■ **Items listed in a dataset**
[START]
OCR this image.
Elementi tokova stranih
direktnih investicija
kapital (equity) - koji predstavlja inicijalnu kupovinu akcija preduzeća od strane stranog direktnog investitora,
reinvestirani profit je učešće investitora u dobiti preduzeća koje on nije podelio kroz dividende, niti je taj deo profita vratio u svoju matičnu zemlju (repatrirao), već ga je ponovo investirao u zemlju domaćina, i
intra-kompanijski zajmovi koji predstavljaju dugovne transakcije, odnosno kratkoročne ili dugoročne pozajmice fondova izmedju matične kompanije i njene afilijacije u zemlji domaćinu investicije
[END]
■ **Exercise brief**
Copy the records above exactly.

■ **Task result**
OCR this image.
Elementi tokova stranih
direktnih investicija
kapital (equity) - koji predstavlja inicijalnu kupovinu akcija preduzeća od strane stranog direktnog investitora,
reinvestirani profit je učešće investitora u dobiti preduzeća koje on nije podelio kroz dividende, niti je taj deo profita vratio u svoju matičnu zemlju (repatrirao), već ga je ponovo investirao u zemlju domaćina, i
intra-kompanijski zajmovi koji predstavljaju dugovne transakcije, odnosno kratkoročne ili dugoročne pozajmice fondova izmedju matične kompanije i njene afilijacije u zemlji domaćinu investicije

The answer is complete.